What you have to do:
Extract, from the listing that follows, each line containing the word "Difference".

Given records:

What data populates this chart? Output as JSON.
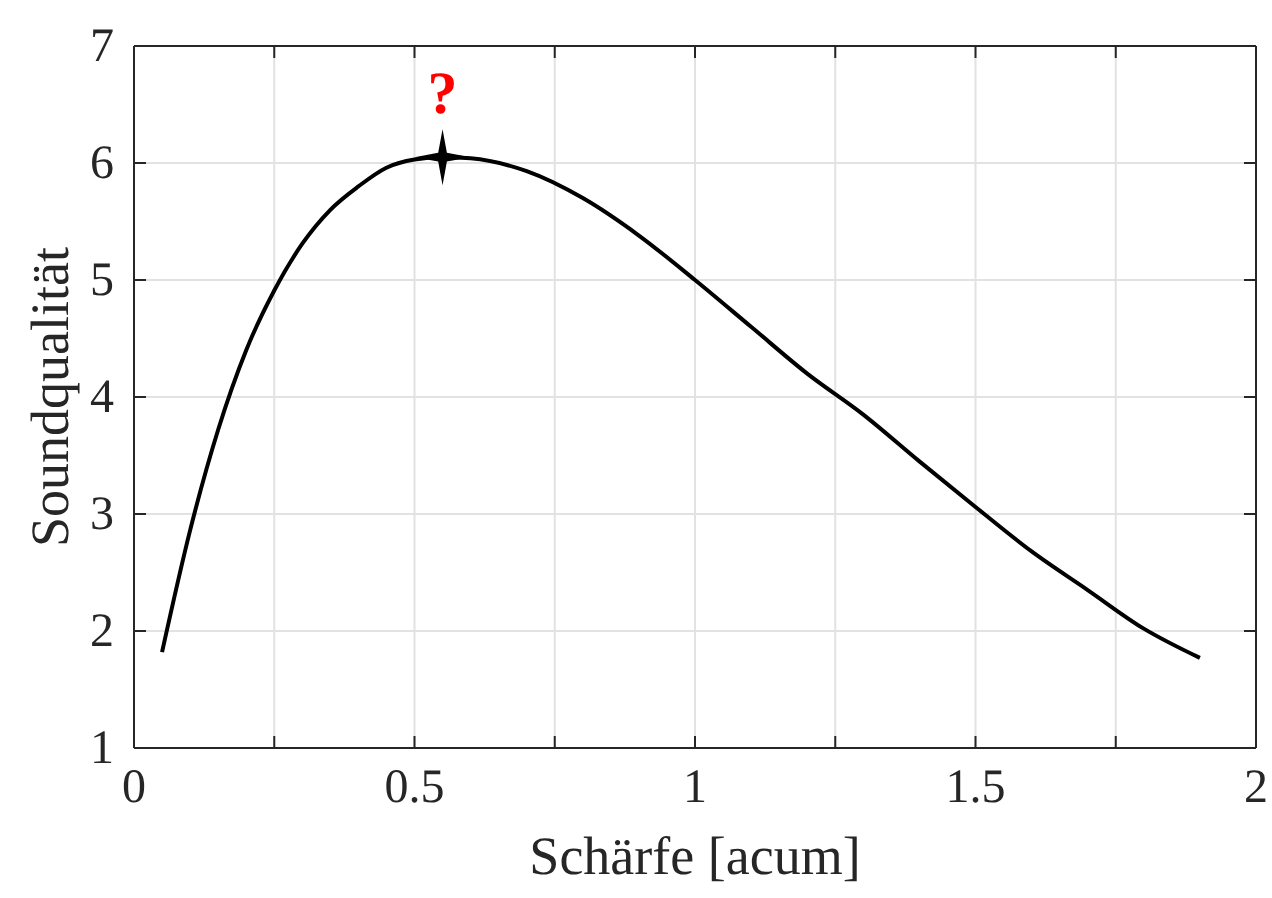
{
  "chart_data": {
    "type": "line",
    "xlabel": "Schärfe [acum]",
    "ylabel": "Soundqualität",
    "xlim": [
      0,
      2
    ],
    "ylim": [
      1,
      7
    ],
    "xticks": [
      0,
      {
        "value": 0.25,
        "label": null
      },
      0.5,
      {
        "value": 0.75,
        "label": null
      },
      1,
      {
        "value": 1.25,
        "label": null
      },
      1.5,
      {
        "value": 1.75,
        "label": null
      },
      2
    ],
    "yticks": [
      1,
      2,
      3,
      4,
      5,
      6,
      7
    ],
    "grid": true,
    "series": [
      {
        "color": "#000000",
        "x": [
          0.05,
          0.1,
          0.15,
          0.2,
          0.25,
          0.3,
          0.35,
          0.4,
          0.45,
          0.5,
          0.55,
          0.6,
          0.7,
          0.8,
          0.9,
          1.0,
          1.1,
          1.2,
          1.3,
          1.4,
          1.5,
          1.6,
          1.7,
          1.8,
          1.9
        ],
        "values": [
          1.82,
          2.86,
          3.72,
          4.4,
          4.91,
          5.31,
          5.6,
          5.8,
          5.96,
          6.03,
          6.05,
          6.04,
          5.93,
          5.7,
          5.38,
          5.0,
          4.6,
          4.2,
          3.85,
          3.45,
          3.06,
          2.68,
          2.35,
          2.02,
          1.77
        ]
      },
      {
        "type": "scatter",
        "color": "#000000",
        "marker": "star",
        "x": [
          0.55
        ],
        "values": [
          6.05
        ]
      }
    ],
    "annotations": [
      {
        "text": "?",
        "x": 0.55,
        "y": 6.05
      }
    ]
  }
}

---

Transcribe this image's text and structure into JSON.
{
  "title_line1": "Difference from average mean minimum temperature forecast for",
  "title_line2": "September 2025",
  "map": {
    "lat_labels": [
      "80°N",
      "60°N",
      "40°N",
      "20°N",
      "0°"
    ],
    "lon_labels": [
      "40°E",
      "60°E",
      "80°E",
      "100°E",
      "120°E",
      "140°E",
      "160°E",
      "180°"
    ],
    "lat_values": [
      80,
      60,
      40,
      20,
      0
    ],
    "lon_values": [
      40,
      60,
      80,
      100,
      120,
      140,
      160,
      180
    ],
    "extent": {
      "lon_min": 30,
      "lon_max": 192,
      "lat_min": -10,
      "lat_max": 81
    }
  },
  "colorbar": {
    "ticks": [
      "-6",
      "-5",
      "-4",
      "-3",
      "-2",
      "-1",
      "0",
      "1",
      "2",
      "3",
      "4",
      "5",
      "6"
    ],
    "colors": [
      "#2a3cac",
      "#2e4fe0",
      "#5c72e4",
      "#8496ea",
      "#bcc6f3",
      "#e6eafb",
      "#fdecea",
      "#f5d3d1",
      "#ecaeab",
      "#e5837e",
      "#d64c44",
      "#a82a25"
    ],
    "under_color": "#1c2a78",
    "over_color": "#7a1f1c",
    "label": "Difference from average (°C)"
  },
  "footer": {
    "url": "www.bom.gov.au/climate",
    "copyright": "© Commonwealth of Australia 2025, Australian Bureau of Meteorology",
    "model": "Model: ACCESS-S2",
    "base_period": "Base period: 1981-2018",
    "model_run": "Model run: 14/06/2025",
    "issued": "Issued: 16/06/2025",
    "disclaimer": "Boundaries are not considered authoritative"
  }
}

Solution for this exercise:
  "title_line1": "Difference from average mean minimum temperature forecast for",
    "label": "Difference from average (°C)"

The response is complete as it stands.